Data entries
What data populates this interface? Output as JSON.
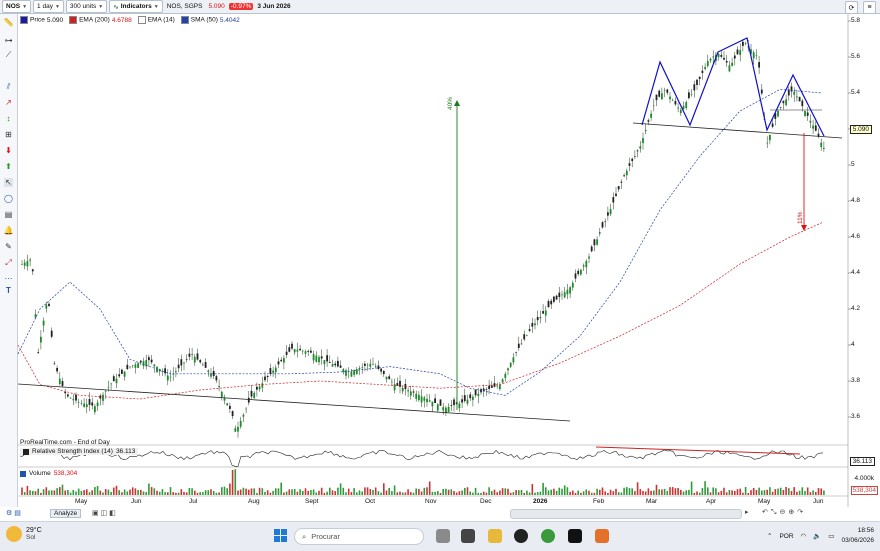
{
  "toolbar": {
    "symbol": "NOS",
    "interval": "1 day",
    "units": "300 units",
    "indicators_label": "Indicators",
    "instrument_name": "NOS, SGPS",
    "last_price": "5.090",
    "change_pct": "-0.97%",
    "date": "3 Jun 2026"
  },
  "legend": {
    "price_label": "Price",
    "price_value": "5.090",
    "ema200_label": "EMA (200)",
    "ema200_value": "4.6788",
    "ema14_label": "EMA (14)",
    "sma50_label": "SMA (50)",
    "sma50_value": "5.4042"
  },
  "source_label": "ProRealTime.com - End of Day",
  "rsi": {
    "label": "Relative Strength Index (14)",
    "value": "36.113",
    "tag": "36.113"
  },
  "volume": {
    "label": "Volume",
    "value": "538,304",
    "axis_tick": "4.000k",
    "tag": "538,304"
  },
  "price_tag": "5.090",
  "annotations": {
    "rise": "40%",
    "drop": "11%"
  },
  "analyze_label": "Analyze",
  "y_axis": {
    "ticks": [
      "5.8",
      "5.6",
      "5.4",
      "5.2",
      "5",
      "4.8",
      "4.6",
      "4.4",
      "4.2",
      "4",
      "3.8",
      "3.6"
    ]
  },
  "x_axis": {
    "labels": [
      "May",
      "Jun",
      "Jul",
      "Aug",
      "Sept",
      "Oct",
      "Nov",
      "Dec",
      "2026",
      "Feb",
      "Mar",
      "Apr",
      "May",
      "Jun"
    ]
  },
  "taskbar": {
    "temperature": "29°C",
    "weather_text": "Sol",
    "search_placeholder": "Procurar",
    "language": "POR",
    "time": "18:56",
    "date": "03/06/2026"
  },
  "colors": {
    "price_line": "#1a1aaa",
    "ema200": "#cc2222",
    "sma50": "#2244aa",
    "pattern": "#1010cc",
    "rise_arrow": "#1a7a1a",
    "drop_arrow": "#d11111"
  },
  "chart_data": {
    "type": "candlestick",
    "title": "NOS, SGPS",
    "y_range": [
      3.5,
      5.85
    ],
    "x_labels": [
      "May",
      "Jun",
      "Jul",
      "Aug",
      "Sept",
      "Oct",
      "Nov",
      "Dec",
      "2026",
      "Feb",
      "Mar",
      "Apr",
      "May",
      "Jun"
    ],
    "approx_close_path": [
      {
        "x": "Apr",
        "y": 4.45
      },
      {
        "x": "May",
        "y": 3.72
      },
      {
        "x": "Jun",
        "y": 3.85
      },
      {
        "x": "Jul",
        "y": 3.9
      },
      {
        "x": "Aug",
        "y": 3.6
      },
      {
        "x": "Sept",
        "y": 3.95
      },
      {
        "x": "Oct",
        "y": 3.85
      },
      {
        "x": "Nov",
        "y": 3.65
      },
      {
        "x": "Dec",
        "y": 3.78
      },
      {
        "x": "2026",
        "y": 4.05
      },
      {
        "x": "Feb",
        "y": 4.75
      },
      {
        "x": "Mar",
        "y": 5.3
      },
      {
        "x": "Apr",
        "y": 5.65
      },
      {
        "x": "May",
        "y": 5.2
      },
      {
        "x": "Jun",
        "y": 5.09
      }
    ],
    "series": [
      {
        "name": "EMA (200)",
        "value": 4.6788
      },
      {
        "name": "SMA (50)",
        "value": 5.4042
      }
    ],
    "grid": false
  }
}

** The problem **
Repeat the records above exactly, omitting every picture.

** Written answer **
What data populates this interface? Output as JSON.
{
  "toolbar": {
    "symbol": "NOS",
    "interval": "1 day",
    "units": "300 units",
    "indicators_label": "Indicators",
    "instrument_name": "NOS, SGPS",
    "last_price": "5.090",
    "change_pct": "-0.97%",
    "date": "3 Jun 2026"
  },
  "legend": {
    "price_label": "Price",
    "price_value": "5.090",
    "ema200_label": "EMA (200)",
    "ema200_value": "4.6788",
    "ema14_label": "EMA (14)",
    "sma50_label": "SMA (50)",
    "sma50_value": "5.4042"
  },
  "source_label": "ProRealTime.com - End of Day",
  "rsi": {
    "label": "Relative Strength Index (14)",
    "value": "36.113",
    "tag": "36.113"
  },
  "volume": {
    "label": "Volume",
    "value": "538,304",
    "axis_tick": "4.000k",
    "tag": "538,304"
  },
  "price_tag": "5.090",
  "annotations": {
    "rise": "40%",
    "drop": "11%"
  },
  "analyze_label": "Analyze",
  "y_axis": {
    "ticks": [
      "5.8",
      "5.6",
      "5.4",
      "5.2",
      "5",
      "4.8",
      "4.6",
      "4.4",
      "4.2",
      "4",
      "3.8",
      "3.6"
    ]
  },
  "x_axis": {
    "labels": [
      "May",
      "Jun",
      "Jul",
      "Aug",
      "Sept",
      "Oct",
      "Nov",
      "Dec",
      "2026",
      "Feb",
      "Mar",
      "Apr",
      "May",
      "Jun"
    ]
  },
  "taskbar": {
    "temperature": "29°C",
    "weather_text": "Sol",
    "search_placeholder": "Procurar",
    "language": "POR",
    "time": "18:56",
    "date": "03/06/2026"
  },
  "colors": {
    "price_line": "#1a1aaa",
    "ema200": "#cc2222",
    "sma50": "#2244aa",
    "pattern": "#1010cc",
    "rise_arrow": "#1a7a1a",
    "drop_arrow": "#d11111"
  },
  "chart_data": {
    "type": "candlestick",
    "title": "NOS, SGPS",
    "y_range": [
      3.5,
      5.85
    ],
    "x_labels": [
      "May",
      "Jun",
      "Jul",
      "Aug",
      "Sept",
      "Oct",
      "Nov",
      "Dec",
      "2026",
      "Feb",
      "Mar",
      "Apr",
      "May",
      "Jun"
    ],
    "approx_close_path": [
      {
        "x": "Apr",
        "y": 4.45
      },
      {
        "x": "May",
        "y": 3.72
      },
      {
        "x": "Jun",
        "y": 3.85
      },
      {
        "x": "Jul",
        "y": 3.9
      },
      {
        "x": "Aug",
        "y": 3.6
      },
      {
        "x": "Sept",
        "y": 3.95
      },
      {
        "x": "Oct",
        "y": 3.85
      },
      {
        "x": "Nov",
        "y": 3.65
      },
      {
        "x": "Dec",
        "y": 3.78
      },
      {
        "x": "2026",
        "y": 4.05
      },
      {
        "x": "Feb",
        "y": 4.75
      },
      {
        "x": "Mar",
        "y": 5.3
      },
      {
        "x": "Apr",
        "y": 5.65
      },
      {
        "x": "May",
        "y": 5.2
      },
      {
        "x": "Jun",
        "y": 5.09
      }
    ],
    "series": [
      {
        "name": "EMA (200)",
        "value": 4.6788
      },
      {
        "name": "SMA (50)",
        "value": 5.4042
      }
    ],
    "grid": false
  }
}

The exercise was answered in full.